### Given records

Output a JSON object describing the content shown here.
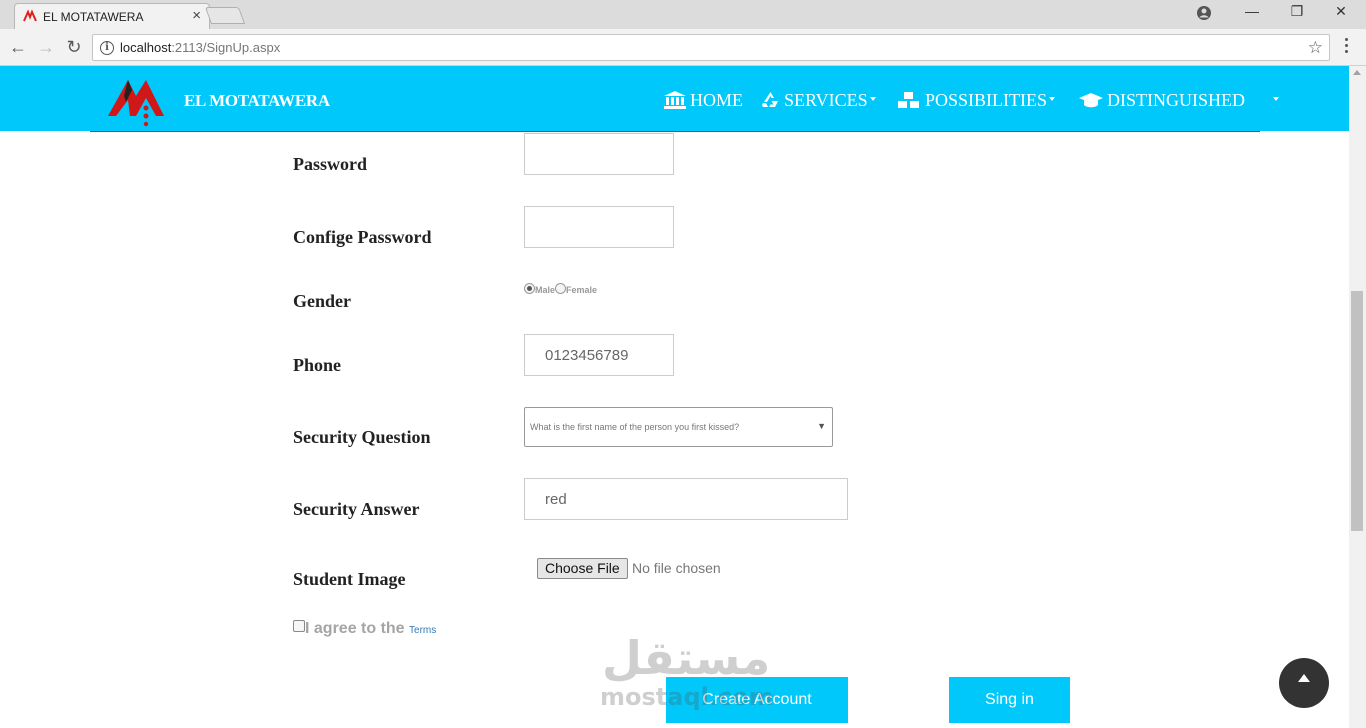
{
  "browser": {
    "tab_title": "EL MOTATAWERA",
    "url_host": "localhost",
    "url_rest": ":2113/SignUp.aspx",
    "win_minimize": "—",
    "win_restore": "❐",
    "win_close": "✕"
  },
  "site": {
    "brand": "EL MOTATAWERA",
    "nav": {
      "home": "HOME",
      "services": "SERVICES",
      "possibilities": "POSSIBILITIES",
      "distinguished": "DISTINGUISHED"
    },
    "colors": {
      "primary": "#00c8fa",
      "logo_red": "#e02020"
    }
  },
  "form": {
    "password_label": "Password",
    "confirm_label": "Confige Password",
    "gender_label": "Gender",
    "gender_male": "Male",
    "gender_female": "Female",
    "gender_selected": "Male",
    "phone_label": "Phone",
    "phone_value": "0123456789",
    "question_label": "Security Question",
    "question_value": "What is the first name of the person you first kissed?",
    "answer_label": "Security Answer",
    "answer_value": "red",
    "image_label": "Student Image",
    "file_button": "Choose File",
    "file_status": "No file chosen",
    "agree_text": "I agree to the",
    "terms_link": "Terms",
    "create_button": "Create Account",
    "signin_button": "Sing in"
  },
  "watermark": {
    "arabic": "مستقل",
    "latin": "mostaql.com"
  },
  "icons": [
    "info-icon",
    "star-icon",
    "bank-icon",
    "recycle-icon",
    "cubes-icon",
    "graduation-cap-icon",
    "arrow-up-icon"
  ]
}
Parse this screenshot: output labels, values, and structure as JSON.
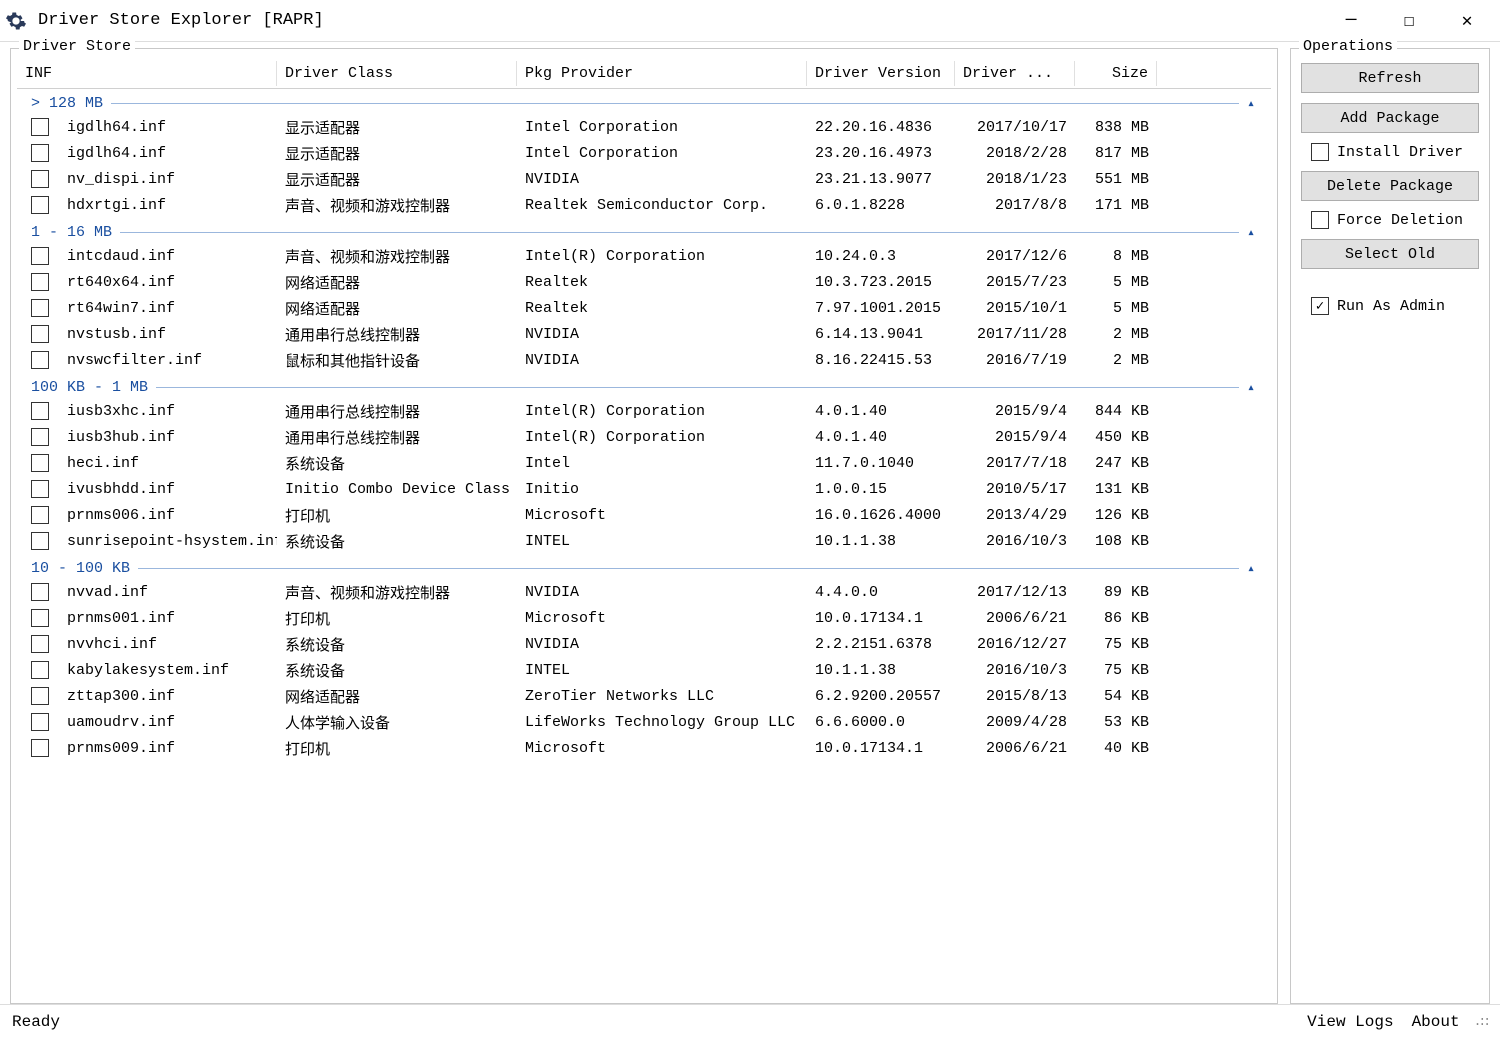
{
  "window": {
    "title": "Driver Store Explorer [RAPR]"
  },
  "panels": {
    "driver_store": "Driver Store",
    "operations": "Operations"
  },
  "columns": {
    "inf": "INF",
    "class": "Driver Class",
    "provider": "Pkg Provider",
    "version": "Driver Version",
    "date": "Driver ...",
    "size": "Size"
  },
  "groups": [
    {
      "label": "> 128 MB",
      "rows": [
        {
          "inf": "igdlh64.inf",
          "class": "显示适配器",
          "provider": "Intel Corporation",
          "version": "22.20.16.4836",
          "date": "2017/10/17",
          "size": "838 MB"
        },
        {
          "inf": "igdlh64.inf",
          "class": "显示适配器",
          "provider": "Intel Corporation",
          "version": "23.20.16.4973",
          "date": "2018/2/28",
          "size": "817 MB"
        },
        {
          "inf": "nv_dispi.inf",
          "class": "显示适配器",
          "provider": "NVIDIA",
          "version": "23.21.13.9077",
          "date": "2018/1/23",
          "size": "551 MB"
        },
        {
          "inf": "hdxrtgi.inf",
          "class": "声音、视频和游戏控制器",
          "provider": "Realtek Semiconductor Corp.",
          "version": "6.0.1.8228",
          "date": "2017/8/8",
          "size": "171 MB"
        }
      ]
    },
    {
      "label": "1 - 16 MB",
      "rows": [
        {
          "inf": "intcdaud.inf",
          "class": "声音、视频和游戏控制器",
          "provider": "Intel(R) Corporation",
          "version": "10.24.0.3",
          "date": "2017/12/6",
          "size": "8 MB"
        },
        {
          "inf": "rt640x64.inf",
          "class": "网络适配器",
          "provider": "Realtek",
          "version": "10.3.723.2015",
          "date": "2015/7/23",
          "size": "5 MB"
        },
        {
          "inf": "rt64win7.inf",
          "class": "网络适配器",
          "provider": "Realtek",
          "version": "7.97.1001.2015",
          "date": "2015/10/1",
          "size": "5 MB"
        },
        {
          "inf": "nvstusb.inf",
          "class": "通用串行总线控制器",
          "provider": "NVIDIA",
          "version": "6.14.13.9041",
          "date": "2017/11/28",
          "size": "2 MB"
        },
        {
          "inf": "nvswcfilter.inf",
          "class": "鼠标和其他指针设备",
          "provider": "NVIDIA",
          "version": "8.16.22415.53",
          "date": "2016/7/19",
          "size": "2 MB"
        }
      ]
    },
    {
      "label": "100 KB - 1 MB",
      "rows": [
        {
          "inf": "iusb3xhc.inf",
          "class": "通用串行总线控制器",
          "provider": "Intel(R) Corporation",
          "version": "4.0.1.40",
          "date": "2015/9/4",
          "size": "844 KB"
        },
        {
          "inf": "iusb3hub.inf",
          "class": "通用串行总线控制器",
          "provider": "Intel(R) Corporation",
          "version": "4.0.1.40",
          "date": "2015/9/4",
          "size": "450 KB"
        },
        {
          "inf": "heci.inf",
          "class": "系统设备",
          "provider": "Intel",
          "version": "11.7.0.1040",
          "date": "2017/7/18",
          "size": "247 KB"
        },
        {
          "inf": "ivusbhdd.inf",
          "class": "Initio Combo Device Class",
          "provider": "Initio",
          "version": "1.0.0.15",
          "date": "2010/5/17",
          "size": "131 KB"
        },
        {
          "inf": "prnms006.inf",
          "class": "打印机",
          "provider": "Microsoft",
          "version": "16.0.1626.4000",
          "date": "2013/4/29",
          "size": "126 KB"
        },
        {
          "inf": "sunrisepoint-hsystem.inf",
          "class": "系统设备",
          "provider": "INTEL",
          "version": "10.1.1.38",
          "date": "2016/10/3",
          "size": "108 KB"
        }
      ]
    },
    {
      "label": "10 - 100 KB",
      "rows": [
        {
          "inf": "nvvad.inf",
          "class": "声音、视频和游戏控制器",
          "provider": "NVIDIA",
          "version": "4.4.0.0",
          "date": "2017/12/13",
          "size": "89 KB"
        },
        {
          "inf": "prnms001.inf",
          "class": "打印机",
          "provider": "Microsoft",
          "version": "10.0.17134.1",
          "date": "2006/6/21",
          "size": "86 KB"
        },
        {
          "inf": "nvvhci.inf",
          "class": "系统设备",
          "provider": "NVIDIA",
          "version": "2.2.2151.6378",
          "date": "2016/12/27",
          "size": "75 KB"
        },
        {
          "inf": "kabylakesystem.inf",
          "class": "系统设备",
          "provider": "INTEL",
          "version": "10.1.1.38",
          "date": "2016/10/3",
          "size": "75 KB"
        },
        {
          "inf": "zttap300.inf",
          "class": "网络适配器",
          "provider": "ZeroTier Networks LLC",
          "version": "6.2.9200.20557",
          "date": "2015/8/13",
          "size": "54 KB"
        },
        {
          "inf": "uamoudrv.inf",
          "class": "人体学输入设备",
          "provider": "LifeWorks Technology Group LLC",
          "version": "6.6.6000.0",
          "date": "2009/4/28",
          "size": "53 KB"
        },
        {
          "inf": "prnms009.inf",
          "class": "打印机",
          "provider": "Microsoft",
          "version": "10.0.17134.1",
          "date": "2006/6/21",
          "size": "40 KB"
        }
      ]
    }
  ],
  "ops": {
    "refresh": "Refresh",
    "add_package": "Add Package",
    "install_driver": "Install Driver",
    "delete_package": "Delete Package",
    "force_deletion": "Force Deletion",
    "select_old": "Select Old",
    "run_as_admin": "Run As Admin"
  },
  "status": {
    "ready": "Ready",
    "view_logs": "View Logs",
    "about": "About"
  }
}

### What you will do
Would you return the data exactly as written, without the pictures?

### Result of the task
Output a JSON object describing the content shown here.
{
  "browser": {
    "tab_title": "EL MOTATAWERA",
    "url_host": "localhost",
    "url_rest": ":2113/SignUp.aspx",
    "win_minimize": "—",
    "win_restore": "❐",
    "win_close": "✕"
  },
  "site": {
    "brand": "EL MOTATAWERA",
    "nav": {
      "home": "HOME",
      "services": "SERVICES",
      "possibilities": "POSSIBILITIES",
      "distinguished": "DISTINGUISHED"
    },
    "colors": {
      "primary": "#00c8fa",
      "logo_red": "#e02020"
    }
  },
  "form": {
    "password_label": "Password",
    "confirm_label": "Confige Password",
    "gender_label": "Gender",
    "gender_male": "Male",
    "gender_female": "Female",
    "gender_selected": "Male",
    "phone_label": "Phone",
    "phone_value": "0123456789",
    "question_label": "Security Question",
    "question_value": "What is the first name of the person you first kissed?",
    "answer_label": "Security Answer",
    "answer_value": "red",
    "image_label": "Student Image",
    "file_button": "Choose File",
    "file_status": "No file chosen",
    "agree_text": "I agree to the",
    "terms_link": "Terms",
    "create_button": "Create Account",
    "signin_button": "Sing in"
  },
  "watermark": {
    "arabic": "مستقل",
    "latin": "mostaql.com"
  },
  "icons": [
    "info-icon",
    "star-icon",
    "bank-icon",
    "recycle-icon",
    "cubes-icon",
    "graduation-cap-icon",
    "arrow-up-icon"
  ]
}
Parse this screenshot: output labels, values, and structure as JSON.
{
  "window": {
    "title": "Driver Store Explorer [RAPR]"
  },
  "panels": {
    "driver_store": "Driver Store",
    "operations": "Operations"
  },
  "columns": {
    "inf": "INF",
    "class": "Driver Class",
    "provider": "Pkg Provider",
    "version": "Driver Version",
    "date": "Driver ...",
    "size": "Size"
  },
  "groups": [
    {
      "label": "> 128 MB",
      "rows": [
        {
          "inf": "igdlh64.inf",
          "class": "显示适配器",
          "provider": "Intel Corporation",
          "version": "22.20.16.4836",
          "date": "2017/10/17",
          "size": "838 MB"
        },
        {
          "inf": "igdlh64.inf",
          "class": "显示适配器",
          "provider": "Intel Corporation",
          "version": "23.20.16.4973",
          "date": "2018/2/28",
          "size": "817 MB"
        },
        {
          "inf": "nv_dispi.inf",
          "class": "显示适配器",
          "provider": "NVIDIA",
          "version": "23.21.13.9077",
          "date": "2018/1/23",
          "size": "551 MB"
        },
        {
          "inf": "hdxrtgi.inf",
          "class": "声音、视频和游戏控制器",
          "provider": "Realtek Semiconductor Corp.",
          "version": "6.0.1.8228",
          "date": "2017/8/8",
          "size": "171 MB"
        }
      ]
    },
    {
      "label": "1 - 16 MB",
      "rows": [
        {
          "inf": "intcdaud.inf",
          "class": "声音、视频和游戏控制器",
          "provider": "Intel(R) Corporation",
          "version": "10.24.0.3",
          "date": "2017/12/6",
          "size": "8 MB"
        },
        {
          "inf": "rt640x64.inf",
          "class": "网络适配器",
          "provider": "Realtek",
          "version": "10.3.723.2015",
          "date": "2015/7/23",
          "size": "5 MB"
        },
        {
          "inf": "rt64win7.inf",
          "class": "网络适配器",
          "provider": "Realtek",
          "version": "7.97.1001.2015",
          "date": "2015/10/1",
          "size": "5 MB"
        },
        {
          "inf": "nvstusb.inf",
          "class": "通用串行总线控制器",
          "provider": "NVIDIA",
          "version": "6.14.13.9041",
          "date": "2017/11/28",
          "size": "2 MB"
        },
        {
          "inf": "nvswcfilter.inf",
          "class": "鼠标和其他指针设备",
          "provider": "NVIDIA",
          "version": "8.16.22415.53",
          "date": "2016/7/19",
          "size": "2 MB"
        }
      ]
    },
    {
      "label": "100 KB - 1 MB",
      "rows": [
        {
          "inf": "iusb3xhc.inf",
          "class": "通用串行总线控制器",
          "provider": "Intel(R) Corporation",
          "version": "4.0.1.40",
          "date": "2015/9/4",
          "size": "844 KB"
        },
        {
          "inf": "iusb3hub.inf",
          "class": "通用串行总线控制器",
          "provider": "Intel(R) Corporation",
          "version": "4.0.1.40",
          "date": "2015/9/4",
          "size": "450 KB"
        },
        {
          "inf": "heci.inf",
          "class": "系统设备",
          "provider": "Intel",
          "version": "11.7.0.1040",
          "date": "2017/7/18",
          "size": "247 KB"
        },
        {
          "inf": "ivusbhdd.inf",
          "class": "Initio Combo Device Class",
          "provider": "Initio",
          "version": "1.0.0.15",
          "date": "2010/5/17",
          "size": "131 KB"
        },
        {
          "inf": "prnms006.inf",
          "class": "打印机",
          "provider": "Microsoft",
          "version": "16.0.1626.4000",
          "date": "2013/4/29",
          "size": "126 KB"
        },
        {
          "inf": "sunrisepoint-hsystem.inf",
          "class": "系统设备",
          "provider": "INTEL",
          "version": "10.1.1.38",
          "date": "2016/10/3",
          "size": "108 KB"
        }
      ]
    },
    {
      "label": "10 - 100 KB",
      "rows": [
        {
          "inf": "nvvad.inf",
          "class": "声音、视频和游戏控制器",
          "provider": "NVIDIA",
          "version": "4.4.0.0",
          "date": "2017/12/13",
          "size": "89 KB"
        },
        {
          "inf": "prnms001.inf",
          "class": "打印机",
          "provider": "Microsoft",
          "version": "10.0.17134.1",
          "date": "2006/6/21",
          "size": "86 KB"
        },
        {
          "inf": "nvvhci.inf",
          "class": "系统设备",
          "provider": "NVIDIA",
          "version": "2.2.2151.6378",
          "date": "2016/12/27",
          "size": "75 KB"
        },
        {
          "inf": "kabylakesystem.inf",
          "class": "系统设备",
          "provider": "INTEL",
          "version": "10.1.1.38",
          "date": "2016/10/3",
          "size": "75 KB"
        },
        {
          "inf": "zttap300.inf",
          "class": "网络适配器",
          "provider": "ZeroTier Networks LLC",
          "version": "6.2.9200.20557",
          "date": "2015/8/13",
          "size": "54 KB"
        },
        {
          "inf": "uamoudrv.inf",
          "class": "人体学输入设备",
          "provider": "LifeWorks Technology Group LLC",
          "version": "6.6.6000.0",
          "date": "2009/4/28",
          "size": "53 KB"
        },
        {
          "inf": "prnms009.inf",
          "class": "打印机",
          "provider": "Microsoft",
          "version": "10.0.17134.1",
          "date": "2006/6/21",
          "size": "40 KB"
        }
      ]
    }
  ],
  "ops": {
    "refresh": "Refresh",
    "add_package": "Add Package",
    "install_driver": "Install Driver",
    "delete_package": "Delete Package",
    "force_deletion": "Force Deletion",
    "select_old": "Select Old",
    "run_as_admin": "Run As Admin"
  },
  "status": {
    "ready": "Ready",
    "view_logs": "View Logs",
    "about": "About"
  }
}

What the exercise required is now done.